### Page extract:
____________
You must integrate your ecommerce platforms directly with accounting software. Automate the sync of orders, taxes, fees, refunds, shipping costs, and inventory adjustments. 

Use tools like Webgility that auto-categorize transactions, apply payment terms, and generate accurate balance sheets without manual entry.

For example, Rugged Radios, a B2B manufacturer, used Webgility to automate bookkeeping across Shopify Plus, other sales channels, and QuickBooks. This eliminated manual reconciliation, improved inventory accuracy, and simplified retail and wholesale operations, turning financial automation into a strategic advantage.

5. Self-service and buyer independence

As per TrustRadius, 100% of buyers want to self-serve all or part of the buying journey. 

B2B customers no longer want to call a sales rep or wait hours for a quote. They expect the same speed and autonomy they get as B2C customers. This is especially true for repeat buyers, small business owners, and younger procurement teams who prefer digital-first interactions.

According to Forrester, buyers aged 25 to 44 made up three-fourths of business buying teams in 2024. These younger people have different expectations; they want B2B stores to now look and feel more like B2C storefronts, which should include buyer-specific pricing, account dashboards, downloadable invoices, live order tracking, estimated delivery dates, etc. 

Businesses that do not respond to these expectations risk losing relevance and sales in the coming years.

6. Faster fulfilment 

B2B buyers used to be okay with long lead times, but not anymore. With Amazon-level expectations creeping into wholesale, speed and accuracy in fulfillment are becoming serious deal-breakers.
____________
### Recorded information:
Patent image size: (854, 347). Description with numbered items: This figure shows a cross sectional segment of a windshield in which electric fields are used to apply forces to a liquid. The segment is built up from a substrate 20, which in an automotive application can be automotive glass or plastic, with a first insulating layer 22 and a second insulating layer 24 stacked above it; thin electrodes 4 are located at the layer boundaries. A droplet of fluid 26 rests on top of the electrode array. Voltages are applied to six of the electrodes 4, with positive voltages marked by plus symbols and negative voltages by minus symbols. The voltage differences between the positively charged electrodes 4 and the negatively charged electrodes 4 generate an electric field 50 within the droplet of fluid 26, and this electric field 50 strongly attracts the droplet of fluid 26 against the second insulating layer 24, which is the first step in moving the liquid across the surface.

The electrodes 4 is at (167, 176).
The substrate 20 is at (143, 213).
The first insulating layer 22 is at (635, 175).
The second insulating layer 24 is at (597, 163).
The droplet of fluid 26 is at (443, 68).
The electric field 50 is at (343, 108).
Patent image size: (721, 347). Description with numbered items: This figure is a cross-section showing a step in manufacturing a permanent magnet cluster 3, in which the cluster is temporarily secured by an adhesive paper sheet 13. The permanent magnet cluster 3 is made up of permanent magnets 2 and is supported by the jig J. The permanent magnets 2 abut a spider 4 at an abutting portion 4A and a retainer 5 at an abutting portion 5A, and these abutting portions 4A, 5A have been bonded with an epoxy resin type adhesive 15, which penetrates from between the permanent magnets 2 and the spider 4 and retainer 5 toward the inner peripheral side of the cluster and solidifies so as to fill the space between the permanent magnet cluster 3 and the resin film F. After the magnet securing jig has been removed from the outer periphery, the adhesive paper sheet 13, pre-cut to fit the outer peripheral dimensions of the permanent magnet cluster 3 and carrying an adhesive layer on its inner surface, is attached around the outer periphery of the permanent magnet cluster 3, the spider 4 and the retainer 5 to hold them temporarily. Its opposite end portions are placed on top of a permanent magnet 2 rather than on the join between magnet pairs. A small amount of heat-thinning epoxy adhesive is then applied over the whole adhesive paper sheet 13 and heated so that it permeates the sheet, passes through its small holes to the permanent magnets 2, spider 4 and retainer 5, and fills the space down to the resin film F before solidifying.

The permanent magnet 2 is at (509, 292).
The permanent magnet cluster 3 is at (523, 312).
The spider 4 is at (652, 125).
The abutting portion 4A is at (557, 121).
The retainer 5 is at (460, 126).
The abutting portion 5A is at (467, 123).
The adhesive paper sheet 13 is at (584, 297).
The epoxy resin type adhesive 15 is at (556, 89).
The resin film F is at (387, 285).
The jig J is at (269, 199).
____________
### Work order 1:
In the B2B ecommerce excerpt, rewrite the paragraph beginning "According to Forrester" as a short bulleted list that keeps its main facts.
### Work order 2:
According to TrustRadius, as cited in the B2B ecommerce excerpt, what share of buyers want to self-serve all or part of the buying journey?
### Work order 3:
Write out the part of the B2B ecommerce excerpt between "5. Self-service and" and "delivery dates, etc.", inclusive.

### Task solution 1:
- Per Forrester, buyers aged 25 to 44 made up three-fourths of business buying teams in 2024.
- These younger buyers have different expectations and want B2B stores to look and feel more like B2C storefronts.
- That includes buyer-specific pricing, account dashboards, downloadable invoices, live order tracking, and estimated delivery dates.

### Task solution 2:
100% of buyers.

### Task solution 3:
5. Self-service and buyer independence

As per TrustRadius, 100% of buyers want to self-serve all or part of the buying journey. 

B2B customers no longer want to call a sales rep or wait hours for a quote. They expect the same speed and autonomy they get as B2C customers. This is especially true for repeat buyers, small business owners, and younger procurement teams who prefer digital-first interactions.

According to Forrester, buyers aged 25 to 44 made up three-fourths of business buying teams in 2024. These younger people have different expectations; they want B2B stores to now look and feel more like B2C storefronts, which should include buyer-specific pricing, account dashboards, downloadable invoices, live order tracking, estimated delivery dates, etc.